- TASK TO CARRY OUT: Write out every single entry exactly.

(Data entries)
---
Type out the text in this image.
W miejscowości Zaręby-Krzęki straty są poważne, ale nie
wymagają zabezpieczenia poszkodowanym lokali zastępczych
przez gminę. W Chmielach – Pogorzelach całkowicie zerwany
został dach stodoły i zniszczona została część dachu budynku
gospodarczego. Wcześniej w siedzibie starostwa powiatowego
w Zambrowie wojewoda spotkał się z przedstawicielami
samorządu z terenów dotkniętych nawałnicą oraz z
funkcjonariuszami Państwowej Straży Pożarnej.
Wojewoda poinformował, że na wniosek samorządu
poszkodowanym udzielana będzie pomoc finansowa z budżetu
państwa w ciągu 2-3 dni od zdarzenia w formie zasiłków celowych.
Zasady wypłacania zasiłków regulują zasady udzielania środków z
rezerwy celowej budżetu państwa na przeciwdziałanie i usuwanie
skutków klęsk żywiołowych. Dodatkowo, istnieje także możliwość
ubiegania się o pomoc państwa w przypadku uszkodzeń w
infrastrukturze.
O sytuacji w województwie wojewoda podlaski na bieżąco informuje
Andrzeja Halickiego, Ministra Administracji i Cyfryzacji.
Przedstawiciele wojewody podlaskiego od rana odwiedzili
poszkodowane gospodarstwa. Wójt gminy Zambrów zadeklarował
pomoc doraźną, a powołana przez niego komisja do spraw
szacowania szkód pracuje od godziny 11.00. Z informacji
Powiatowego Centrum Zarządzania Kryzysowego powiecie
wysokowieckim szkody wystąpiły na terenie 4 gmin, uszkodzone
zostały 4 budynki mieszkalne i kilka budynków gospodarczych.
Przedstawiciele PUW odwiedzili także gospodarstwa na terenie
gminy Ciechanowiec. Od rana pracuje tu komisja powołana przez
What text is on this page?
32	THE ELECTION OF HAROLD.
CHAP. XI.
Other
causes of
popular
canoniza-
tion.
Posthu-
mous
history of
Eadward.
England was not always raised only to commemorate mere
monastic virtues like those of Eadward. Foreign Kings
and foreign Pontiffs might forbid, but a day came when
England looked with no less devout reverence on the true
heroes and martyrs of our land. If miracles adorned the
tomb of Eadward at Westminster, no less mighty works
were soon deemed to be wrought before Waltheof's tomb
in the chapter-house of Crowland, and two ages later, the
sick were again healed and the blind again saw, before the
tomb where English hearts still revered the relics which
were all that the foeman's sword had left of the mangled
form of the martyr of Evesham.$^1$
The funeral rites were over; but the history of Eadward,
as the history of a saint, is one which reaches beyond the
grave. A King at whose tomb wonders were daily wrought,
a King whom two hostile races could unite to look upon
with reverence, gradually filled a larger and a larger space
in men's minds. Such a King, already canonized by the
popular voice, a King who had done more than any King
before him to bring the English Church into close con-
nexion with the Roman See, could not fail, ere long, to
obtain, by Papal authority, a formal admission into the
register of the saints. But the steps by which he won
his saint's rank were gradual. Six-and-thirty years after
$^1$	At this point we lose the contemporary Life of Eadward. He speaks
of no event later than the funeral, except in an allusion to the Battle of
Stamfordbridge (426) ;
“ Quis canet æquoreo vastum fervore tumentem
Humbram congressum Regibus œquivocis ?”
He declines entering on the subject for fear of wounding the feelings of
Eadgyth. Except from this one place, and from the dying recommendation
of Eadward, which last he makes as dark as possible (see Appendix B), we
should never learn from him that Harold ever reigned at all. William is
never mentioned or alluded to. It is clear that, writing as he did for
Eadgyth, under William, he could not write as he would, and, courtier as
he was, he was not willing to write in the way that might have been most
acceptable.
---
- REPLY:
Type out the text in this image.
W miejscowości Zaręby-Krzęki straty są poważne, ale nie
wymagają zabezpieczenia poszkodowanym lokali zastępczych
przez gminę. W Chmielach – Pogorzelach całkowicie zerwany
został dach stodoły i zniszczona została część dachu budynku
gospodarczego. Wcześniej w siedzibie starostwa powiatowego
w Zambrowie wojewoda spotkał się z przedstawicielami
samorządu z terenów dotkniętych nawałnicą oraz z
funkcjonariuszami Państwowej Straży Pożarnej.
Wojewoda poinformował, że na wniosek samorządu
poszkodowanym udzielana będzie pomoc finansowa z budżetu
państwa w ciągu 2-3 dni od zdarzenia w formie zasiłków celowych.
Zasady wypłacania zasiłków regulują zasady udzielania środków z
rezerwy celowej budżetu państwa na przeciwdziałanie i usuwanie
skutków klęsk żywiołowych. Dodatkowo, istnieje także możliwość
ubiegania się o pomoc państwa w przypadku uszkodzeń w
infrastrukturze.
O sytuacji w województwie wojewoda podlaski na bieżąco informuje
Andrzeja Halickiego, Ministra Administracji i Cyfryzacji.
Przedstawiciele wojewody podlaskiego od rana odwiedzili
poszkodowane gospodarstwa. Wójt gminy Zambrów zadeklarował
pomoc doraźną, a powołana przez niego komisja do spraw
szacowania szkód pracuje od godziny 11.00. Z informacji
Powiatowego Centrum Zarządzania Kryzysowego powiecie
wysokowieckim szkody wystąpiły na terenie 4 gmin, uszkodzone
zostały 4 budynki mieszkalne i kilka budynków gospodarczych.
Przedstawiciele PUW odwiedzili także gospodarstwa na terenie
gminy Ciechanowiec. Od rana pracuje tu komisja powołana przez
What text is on this page?
32	THE ELECTION OF HAROLD.
CHAP. XI.
Other
causes of
popular
canoniza-
tion.
Posthu-
mous
history of
Eadward.
England was not always raised only to commemorate mere
monastic virtues like those of Eadward. Foreign Kings
and foreign Pontiffs might forbid, but a day came when
England looked with no less devout reverence on the true
heroes and martyrs of our land. If miracles adorned the
tomb of Eadward at Westminster, no less mighty works
were soon deemed to be wrought before Waltheof's tomb
in the chapter-house of Crowland, and two ages later, the
sick were again healed and the blind again saw, before the
tomb where English hearts still revered the relics which
were all that the foeman's sword had left of the mangled
form of the martyr of Evesham.$^1$
The funeral rites were over; but the history of Eadward,
as the history of a saint, is one which reaches beyond the
grave. A King at whose tomb wonders were daily wrought,
a King whom two hostile races could unite to look upon
with reverence, gradually filled a larger and a larger space
in men's minds. Such a King, already canonized by the
popular voice, a King who had done more than any King
before him to bring the English Church into close con-
nexion with the Roman See, could not fail, ere long, to
obtain, by Papal authority, a formal admission into the
register of the saints. But the steps by which he won
his saint's rank were gradual. Six-and-thirty years after
$^1$	At this point we lose the contemporary Life of Eadward. He speaks
of no event later than the funeral, except in an allusion to the Battle of
Stamfordbridge (426) ;
“ Quis canet æquoreo vastum fervore tumentem
Humbram congressum Regibus œquivocis ?”
He declines entering on the subject for fear of wounding the feelings of
Eadgyth. Except from this one place, and from the dying recommendation
of Eadward, which last he makes as dark as possible (see Appendix B), we
should never learn from him that Harold ever reigned at all. William is
never mentioned or alluded to. It is clear that, writing as he did for
Eadgyth, under William, he could not write as he would, and, courtier as
he was, he was not willing to write in the way that might have been most
acceptable.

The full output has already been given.